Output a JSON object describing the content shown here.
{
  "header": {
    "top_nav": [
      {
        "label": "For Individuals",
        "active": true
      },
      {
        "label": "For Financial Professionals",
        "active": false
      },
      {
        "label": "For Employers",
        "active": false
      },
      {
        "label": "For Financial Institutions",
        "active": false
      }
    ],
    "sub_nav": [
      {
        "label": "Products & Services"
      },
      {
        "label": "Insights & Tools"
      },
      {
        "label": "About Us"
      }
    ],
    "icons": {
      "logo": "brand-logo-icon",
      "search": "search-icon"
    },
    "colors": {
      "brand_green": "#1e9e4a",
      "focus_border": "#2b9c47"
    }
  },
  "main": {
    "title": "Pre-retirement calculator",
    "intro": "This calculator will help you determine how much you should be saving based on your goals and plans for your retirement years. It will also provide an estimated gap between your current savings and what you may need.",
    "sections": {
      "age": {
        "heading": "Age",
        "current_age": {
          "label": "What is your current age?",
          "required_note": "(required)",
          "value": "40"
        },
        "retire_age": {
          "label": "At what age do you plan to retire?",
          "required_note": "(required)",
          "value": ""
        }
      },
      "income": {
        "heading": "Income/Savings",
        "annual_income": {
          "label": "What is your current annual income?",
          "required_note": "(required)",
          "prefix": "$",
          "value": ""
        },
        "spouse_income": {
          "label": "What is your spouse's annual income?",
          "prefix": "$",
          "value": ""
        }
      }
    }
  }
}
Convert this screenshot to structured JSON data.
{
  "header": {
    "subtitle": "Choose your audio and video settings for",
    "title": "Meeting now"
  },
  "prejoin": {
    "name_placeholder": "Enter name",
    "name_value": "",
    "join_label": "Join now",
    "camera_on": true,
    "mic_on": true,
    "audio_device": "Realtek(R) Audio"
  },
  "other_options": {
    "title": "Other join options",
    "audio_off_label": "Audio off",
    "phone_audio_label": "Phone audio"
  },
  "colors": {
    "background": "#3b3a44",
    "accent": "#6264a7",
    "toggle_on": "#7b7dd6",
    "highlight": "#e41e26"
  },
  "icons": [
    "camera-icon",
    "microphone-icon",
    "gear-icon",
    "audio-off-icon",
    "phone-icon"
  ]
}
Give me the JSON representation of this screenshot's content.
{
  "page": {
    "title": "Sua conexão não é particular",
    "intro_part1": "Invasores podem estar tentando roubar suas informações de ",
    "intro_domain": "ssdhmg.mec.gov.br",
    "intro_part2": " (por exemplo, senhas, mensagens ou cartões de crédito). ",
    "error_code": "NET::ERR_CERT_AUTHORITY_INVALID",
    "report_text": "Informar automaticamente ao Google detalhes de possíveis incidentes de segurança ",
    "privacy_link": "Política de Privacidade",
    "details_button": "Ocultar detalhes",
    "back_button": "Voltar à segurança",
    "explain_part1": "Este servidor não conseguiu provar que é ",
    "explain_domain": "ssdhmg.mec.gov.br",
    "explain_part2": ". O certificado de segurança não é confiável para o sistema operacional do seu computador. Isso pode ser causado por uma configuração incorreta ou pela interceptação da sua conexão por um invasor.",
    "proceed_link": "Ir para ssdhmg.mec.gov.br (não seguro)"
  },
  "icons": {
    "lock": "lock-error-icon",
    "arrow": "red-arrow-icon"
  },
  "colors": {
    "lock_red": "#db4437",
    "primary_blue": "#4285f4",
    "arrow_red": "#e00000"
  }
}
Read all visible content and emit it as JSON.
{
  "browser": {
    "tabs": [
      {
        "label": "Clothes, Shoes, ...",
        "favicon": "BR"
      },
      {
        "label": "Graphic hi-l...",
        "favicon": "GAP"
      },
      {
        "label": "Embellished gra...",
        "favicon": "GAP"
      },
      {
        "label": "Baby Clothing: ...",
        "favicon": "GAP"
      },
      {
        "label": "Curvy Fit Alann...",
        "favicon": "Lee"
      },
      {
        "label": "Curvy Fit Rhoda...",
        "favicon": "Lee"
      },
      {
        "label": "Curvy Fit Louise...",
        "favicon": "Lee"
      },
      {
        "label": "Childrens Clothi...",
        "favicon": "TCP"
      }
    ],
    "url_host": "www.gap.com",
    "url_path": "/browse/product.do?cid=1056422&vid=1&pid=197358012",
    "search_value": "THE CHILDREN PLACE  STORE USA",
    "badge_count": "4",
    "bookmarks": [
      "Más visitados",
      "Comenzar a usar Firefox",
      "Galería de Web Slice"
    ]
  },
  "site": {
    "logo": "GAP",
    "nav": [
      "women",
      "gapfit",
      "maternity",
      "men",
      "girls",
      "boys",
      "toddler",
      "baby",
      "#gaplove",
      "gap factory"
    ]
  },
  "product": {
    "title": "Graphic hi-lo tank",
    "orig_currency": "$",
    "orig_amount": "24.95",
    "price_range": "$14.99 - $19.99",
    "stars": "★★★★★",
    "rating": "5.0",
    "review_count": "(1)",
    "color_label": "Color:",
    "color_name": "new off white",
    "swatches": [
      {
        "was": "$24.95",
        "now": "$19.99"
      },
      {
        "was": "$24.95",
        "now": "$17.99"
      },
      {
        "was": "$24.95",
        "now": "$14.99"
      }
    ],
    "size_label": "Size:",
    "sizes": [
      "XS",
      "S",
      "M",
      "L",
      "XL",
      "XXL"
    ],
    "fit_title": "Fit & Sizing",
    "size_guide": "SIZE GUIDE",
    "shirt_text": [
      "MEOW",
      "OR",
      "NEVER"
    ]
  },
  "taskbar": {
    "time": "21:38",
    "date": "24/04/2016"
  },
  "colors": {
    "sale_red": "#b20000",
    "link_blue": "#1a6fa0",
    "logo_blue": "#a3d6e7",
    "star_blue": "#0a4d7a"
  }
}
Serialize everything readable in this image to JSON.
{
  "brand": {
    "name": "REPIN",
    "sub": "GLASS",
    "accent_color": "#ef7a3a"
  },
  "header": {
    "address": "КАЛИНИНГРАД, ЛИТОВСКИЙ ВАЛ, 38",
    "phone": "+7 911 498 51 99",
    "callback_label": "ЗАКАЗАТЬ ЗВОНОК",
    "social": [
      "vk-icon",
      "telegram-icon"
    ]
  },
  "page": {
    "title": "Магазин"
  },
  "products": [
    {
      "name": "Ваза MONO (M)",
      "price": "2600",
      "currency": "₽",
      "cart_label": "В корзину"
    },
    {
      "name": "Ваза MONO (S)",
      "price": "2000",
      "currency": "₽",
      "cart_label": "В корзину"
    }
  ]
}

========================

Problem requirements: Transcribe all entries exactly as they are given.

Completed exercise:
Output a JSON object describing the content shown here.
{
  "header": {
    "top_nav": [
      {
        "label": "For Individuals",
        "active": true
      },
      {
        "label": "For Financial Professionals",
        "active": false
      },
      {
        "label": "For Employers",
        "active": false
      },
      {
        "label": "For Financial Institutions",
        "active": false
      }
    ],
    "sub_nav": [
      {
        "label": "Products & Services"
      },
      {
        "label": "Insights & Tools"
      },
      {
        "label": "About Us"
      }
    ],
    "icons": {
      "logo": "brand-logo-icon",
      "search": "search-icon"
    },
    "colors": {
      "brand_green": "#1e9e4a",
      "focus_border": "#2b9c47"
    }
  },
  "main": {
    "title": "Pre-retirement calculator",
    "intro": "This calculator will help you determine how much you should be saving based on your goals and plans for your retirement years. It will also provide an estimated gap between your current savings and what you may need.",
    "sections": {
      "age": {
        "heading": "Age",
        "current_age": {
          "label": "What is your current age?",
          "required_note": "(required)",
          "value": "40"
        },
        "retire_age": {
          "label": "At what age do you plan to retire?",
          "required_note": "(required)",
          "value": ""
        }
      },
      "income": {
        "heading": "Income/Savings",
        "annual_income": {
          "label": "What is your current annual income?",
          "required_note": "(required)",
          "prefix": "$",
          "value": ""
        },
        "spouse_income": {
          "label": "What is your spouse's annual income?",
          "prefix": "$",
          "value": ""
        }
      }
    }
  }
}
Convert this screenshot to structured JSON data.
{
  "header": {
    "subtitle": "Choose your audio and video settings for",
    "title": "Meeting now"
  },
  "prejoin": {
    "name_placeholder": "Enter name",
    "name_value": "",
    "join_label": "Join now",
    "camera_on": true,
    "mic_on": true,
    "audio_device": "Realtek(R) Audio"
  },
  "other_options": {
    "title": "Other join options",
    "audio_off_label": "Audio off",
    "phone_audio_label": "Phone audio"
  },
  "colors": {
    "background": "#3b3a44",
    "accent": "#6264a7",
    "toggle_on": "#7b7dd6",
    "highlight": "#e41e26"
  },
  "icons": [
    "camera-icon",
    "microphone-icon",
    "gear-icon",
    "audio-off-icon",
    "phone-icon"
  ]
}
Give me the JSON representation of this screenshot's content.
{
  "page": {
    "title": "Sua conexão não é particular",
    "intro_part1": "Invasores podem estar tentando roubar suas informações de ",
    "intro_domain": "ssdhmg.mec.gov.br",
    "intro_part2": " (por exemplo, senhas, mensagens ou cartões de crédito). ",
    "error_code": "NET::ERR_CERT_AUTHORITY_INVALID",
    "report_text": "Informar automaticamente ao Google detalhes de possíveis incidentes de segurança ",
    "privacy_link": "Política de Privacidade",
    "details_button": "Ocultar detalhes",
    "back_button": "Voltar à segurança",
    "explain_part1": "Este servidor não conseguiu provar que é ",
    "explain_domain": "ssdhmg.mec.gov.br",
    "explain_part2": ". O certificado de segurança não é confiável para o sistema operacional do seu computador. Isso pode ser causado por uma configuração incorreta ou pela interceptação da sua conexão por um invasor.",
    "proceed_link": "Ir para ssdhmg.mec.gov.br (não seguro)"
  },
  "icons": {
    "lock": "lock-error-icon",
    "arrow": "red-arrow-icon"
  },
  "colors": {
    "lock_red": "#db4437",
    "primary_blue": "#4285f4",
    "arrow_red": "#e00000"
  }
}
Read all visible content and emit it as JSON.
{
  "browser": {
    "tabs": [
      {
        "label": "Clothes, Shoes, ...",
        "favicon": "BR"
      },
      {
        "label": "Graphic hi-l...",
        "favicon": "GAP"
      },
      {
        "label": "Embellished gra...",
        "favicon": "GAP"
      },
      {
        "label": "Baby Clothing: ...",
        "favicon": "GAP"
      },
      {
        "label": "Curvy Fit Alann...",
        "favicon": "Lee"
      },
      {
        "label": "Curvy Fit Rhoda...",
        "favicon": "Lee"
      },
      {
        "label": "Curvy Fit Louise...",
        "favicon": "Lee"
      },
      {
        "label": "Childrens Clothi...",
        "favicon": "TCP"
      }
    ],
    "url_host": "www.gap.com",
    "url_path": "/browse/product.do?cid=1056422&vid=1&pid=197358012",
    "search_value": "THE CHILDREN PLACE  STORE USA",
    "badge_count": "4",
    "bookmarks": [
      "Más visitados",
      "Comenzar a usar Firefox",
      "Galería de Web Slice"
    ]
  },
  "site": {
    "logo": "GAP",
    "nav": [
      "women",
      "gapfit",
      "maternity",
      "men",
      "girls",
      "boys",
      "toddler",
      "baby",
      "#gaplove",
      "gap factory"
    ]
  },
  "product": {
    "title": "Graphic hi-lo tank",
    "orig_currency": "$",
    "orig_amount": "24.95",
    "price_range": "$14.99 - $19.99",
    "stars": "★★★★★",
    "rating": "5.0",
    "review_count": "(1)",
    "color_label": "Color:",
    "color_name": "new off white",
    "swatches": [
      {
        "was": "$24.95",
        "now": "$19.99"
      },
      {
        "was": "$24.95",
        "now": "$17.99"
      },
      {
        "was": "$24.95",
        "now": "$14.99"
      }
    ],
    "size_label": "Size:",
    "sizes": [
      "XS",
      "S",
      "M",
      "L",
      "XL",
      "XXL"
    ],
    "fit_title": "Fit & Sizing",
    "size_guide": "SIZE GUIDE",
    "shirt_text": [
      "MEOW",
      "OR",
      "NEVER"
    ]
  },
  "taskbar": {
    "time": "21:38",
    "date": "24/04/2016"
  },
  "colors": {
    "sale_red": "#b20000",
    "link_blue": "#1a6fa0",
    "logo_blue": "#a3d6e7",
    "star_blue": "#0a4d7a"
  }
}
Serialize everything readable in this image to JSON.
{
  "brand": {
    "name": "REPIN",
    "sub": "GLASS",
    "accent_color": "#ef7a3a"
  },
  "header": {
    "address": "КАЛИНИНГРАД, ЛИТОВСКИЙ ВАЛ, 38",
    "phone": "+7 911 498 51 99",
    "callback_label": "ЗАКАЗАТЬ ЗВОНОК",
    "social": [
      "vk-icon",
      "telegram-icon"
    ]
  },
  "page": {
    "title": "Магазин"
  },
  "products": [
    {
      "name": "Ваза MONO (M)",
      "price": "2600",
      "currency": "₽",
      "cart_label": "В корзину"
    },
    {
      "name": "Ваза MONO (S)",
      "price": "2000",
      "currency": "₽",
      "cart_label": "В корзину"
    }
  ]
}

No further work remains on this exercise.